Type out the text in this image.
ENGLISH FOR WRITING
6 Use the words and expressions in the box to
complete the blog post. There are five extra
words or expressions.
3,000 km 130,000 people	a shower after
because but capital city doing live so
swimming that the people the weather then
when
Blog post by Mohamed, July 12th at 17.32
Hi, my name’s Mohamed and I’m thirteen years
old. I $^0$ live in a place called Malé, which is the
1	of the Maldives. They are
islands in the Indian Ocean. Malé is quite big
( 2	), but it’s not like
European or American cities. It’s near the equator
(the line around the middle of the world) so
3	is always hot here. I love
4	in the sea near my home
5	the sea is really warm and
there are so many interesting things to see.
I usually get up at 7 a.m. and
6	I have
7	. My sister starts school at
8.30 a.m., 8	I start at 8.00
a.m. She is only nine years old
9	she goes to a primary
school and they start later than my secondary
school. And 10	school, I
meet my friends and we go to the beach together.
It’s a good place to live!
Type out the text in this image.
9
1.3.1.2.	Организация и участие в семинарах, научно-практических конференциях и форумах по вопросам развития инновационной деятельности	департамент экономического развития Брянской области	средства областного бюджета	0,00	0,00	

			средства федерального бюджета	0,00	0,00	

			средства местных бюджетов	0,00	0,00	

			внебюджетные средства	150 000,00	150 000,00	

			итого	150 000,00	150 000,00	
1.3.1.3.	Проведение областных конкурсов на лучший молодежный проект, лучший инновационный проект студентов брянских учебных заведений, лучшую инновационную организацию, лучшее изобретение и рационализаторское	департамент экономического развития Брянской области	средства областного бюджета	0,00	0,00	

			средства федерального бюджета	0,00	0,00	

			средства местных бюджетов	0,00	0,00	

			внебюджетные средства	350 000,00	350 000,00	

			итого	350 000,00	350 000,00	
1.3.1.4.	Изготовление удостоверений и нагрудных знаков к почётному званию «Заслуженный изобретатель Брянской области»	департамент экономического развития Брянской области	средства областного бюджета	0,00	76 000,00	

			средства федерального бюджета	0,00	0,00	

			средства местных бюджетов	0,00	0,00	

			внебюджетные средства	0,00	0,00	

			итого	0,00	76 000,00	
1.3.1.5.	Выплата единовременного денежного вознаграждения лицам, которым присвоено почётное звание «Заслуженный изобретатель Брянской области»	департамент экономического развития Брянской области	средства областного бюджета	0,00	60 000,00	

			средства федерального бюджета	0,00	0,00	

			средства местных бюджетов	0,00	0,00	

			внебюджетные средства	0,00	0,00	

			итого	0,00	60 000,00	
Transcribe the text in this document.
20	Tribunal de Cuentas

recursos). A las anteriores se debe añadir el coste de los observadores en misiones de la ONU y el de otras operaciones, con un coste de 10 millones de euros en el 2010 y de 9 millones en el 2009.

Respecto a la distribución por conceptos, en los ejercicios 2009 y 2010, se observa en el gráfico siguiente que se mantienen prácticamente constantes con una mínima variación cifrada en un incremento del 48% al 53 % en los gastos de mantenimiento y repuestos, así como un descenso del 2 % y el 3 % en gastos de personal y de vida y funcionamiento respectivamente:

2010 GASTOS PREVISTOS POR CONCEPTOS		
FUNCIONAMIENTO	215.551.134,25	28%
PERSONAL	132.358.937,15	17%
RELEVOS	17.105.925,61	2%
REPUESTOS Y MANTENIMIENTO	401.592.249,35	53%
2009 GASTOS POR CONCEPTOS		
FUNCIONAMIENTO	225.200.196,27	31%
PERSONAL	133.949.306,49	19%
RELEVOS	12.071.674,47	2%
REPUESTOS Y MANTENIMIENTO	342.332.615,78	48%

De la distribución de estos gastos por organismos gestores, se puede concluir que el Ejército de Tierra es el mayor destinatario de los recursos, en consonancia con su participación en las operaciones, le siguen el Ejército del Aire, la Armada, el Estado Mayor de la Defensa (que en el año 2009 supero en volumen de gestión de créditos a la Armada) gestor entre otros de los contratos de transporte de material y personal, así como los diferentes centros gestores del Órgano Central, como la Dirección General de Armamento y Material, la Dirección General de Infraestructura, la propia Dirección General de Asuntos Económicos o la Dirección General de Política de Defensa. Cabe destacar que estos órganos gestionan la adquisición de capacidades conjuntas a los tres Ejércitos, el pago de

────────────────────

### [To do]
Your answer should be a single number: the count of lines in the material above that contain "school".

### [Task result]
3